## Supplied data
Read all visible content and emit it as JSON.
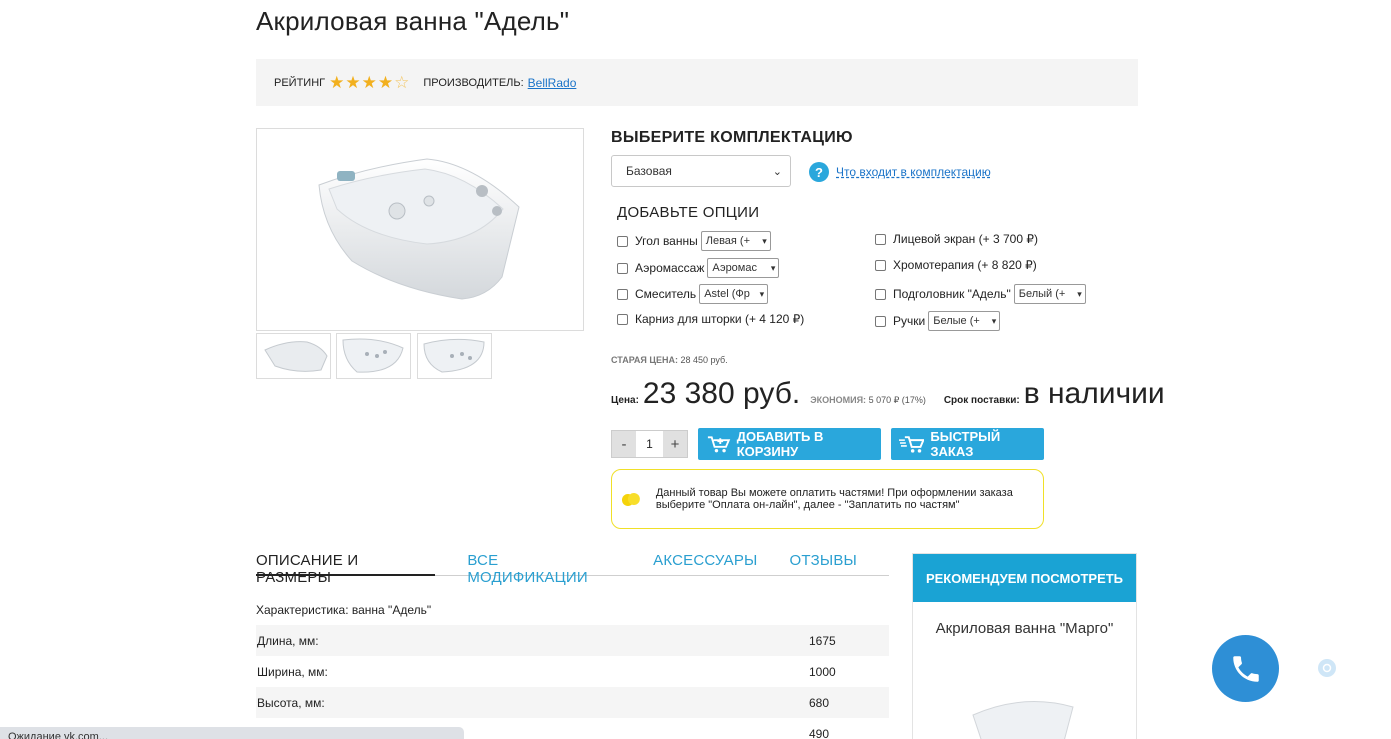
{
  "product": {
    "title": "Акриловая ванна \"Адель\""
  },
  "meta": {
    "rating_label": "РЕЙТИНГ",
    "rating": 4,
    "rating_max": 5,
    "maker_label": "ПРОИЗВОДИТЕЛЬ:",
    "maker_name": "BellRado"
  },
  "configuration": {
    "title": "ВЫБЕРИТЕ КОМПЛЕКТАЦИЮ",
    "selected": "Базовая",
    "help_link": "Что входит в комплектацию"
  },
  "options": {
    "title": "ДОБАВЬТЕ ОПЦИИ",
    "left": [
      {
        "label": "Угол ванны",
        "select": "Левая (+"
      },
      {
        "label": "Аэромассаж",
        "select": "Аэромас"
      },
      {
        "label": "Смеситель",
        "select": "Astel (Фр"
      },
      {
        "label": "Карниз для шторки (+ 4 120 ₽)",
        "select": ""
      }
    ],
    "right": [
      {
        "label": "Лицевой экран (+ 3 700 ₽)",
        "select": ""
      },
      {
        "label": "Хромотерапия (+ 8 820 ₽)",
        "select": ""
      },
      {
        "label": "Подголовник \"Адель\"",
        "select": "Белый (+"
      },
      {
        "label": "Ручки",
        "select": "Белые (+"
      }
    ]
  },
  "pricing": {
    "old_label": "СТАРАЯ ЦЕНА:",
    "old_value": "28 450 руб.",
    "price_label": "Цена:",
    "price_value": "23 380 руб.",
    "economy_label": "ЭКОНОМИЯ:",
    "economy_value": "5 070 ₽ (17%)",
    "delivery_label": "Срок поставки:",
    "delivery_value": "в наличии"
  },
  "cart": {
    "qty_minus": "-",
    "qty": "1",
    "qty_plus": "+",
    "add_label": "ДОБАВИТЬ В КОРЗИНУ",
    "quick_label": "БЫСТРЫЙ ЗАКАЗ"
  },
  "installment": {
    "text": "Данный товар Вы можете оплатить частями! При оформлении заказа выберите \"Оплата он-лайн\", далее - \"Заплатить по частям\""
  },
  "tabs": [
    "ОПИСАНИЕ И РАЗМЕРЫ",
    "ВСЕ МОДИФИКАЦИИ",
    "АКСЕССУАРЫ",
    "ОТЗЫВЫ"
  ],
  "specs": {
    "title": "Характеристика: ванна \"Адель\"",
    "rows": [
      {
        "key": "Длина, мм:",
        "value": "1675"
      },
      {
        "key": "Ширина, мм:",
        "value": "1000"
      },
      {
        "key": "Высота, мм:",
        "value": "680"
      },
      {
        "key": "",
        "value": "490"
      }
    ]
  },
  "recommend": {
    "title": "РЕКОМЕНДУЕМ ПОСМОТРЕТЬ",
    "item_name": "Акриловая ванна \"Марго\""
  },
  "status_bar": {
    "text": "Ожидание vk.com..."
  },
  "colors": {
    "accent": "#2aa7dc",
    "star": "#f2b01e",
    "info_border": "#f0e028",
    "call": "#2e8fd6"
  }
}
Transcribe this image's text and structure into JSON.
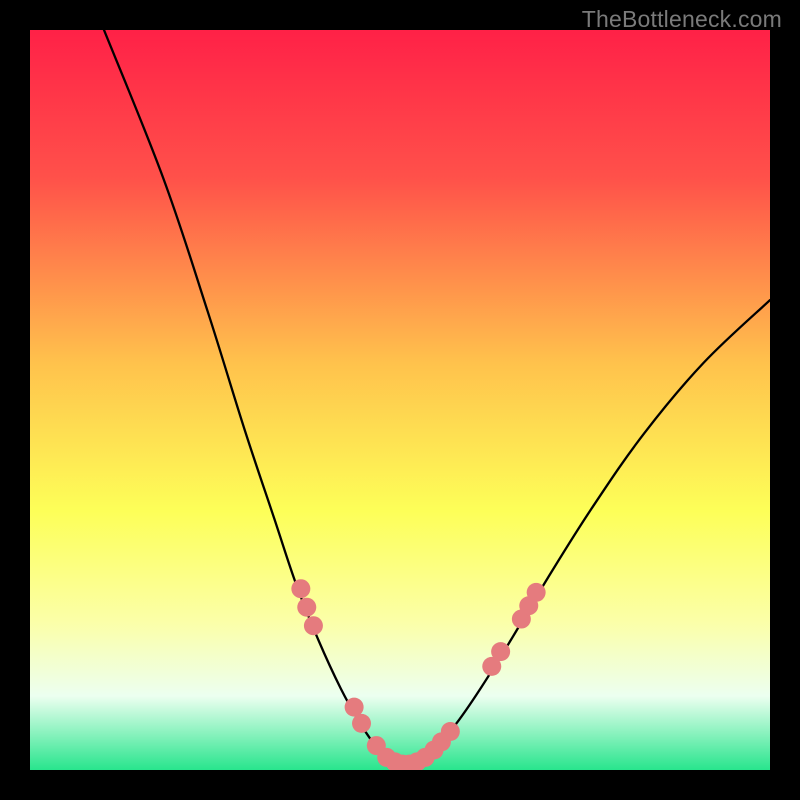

## What is asked
Your task is to pick out every line with the string "Акриловая" and copy it.

## Response to the exercise
    "title": "Акриловая ванна \"Адель\""
    "item_name": "Акриловая ванна \"Марго\""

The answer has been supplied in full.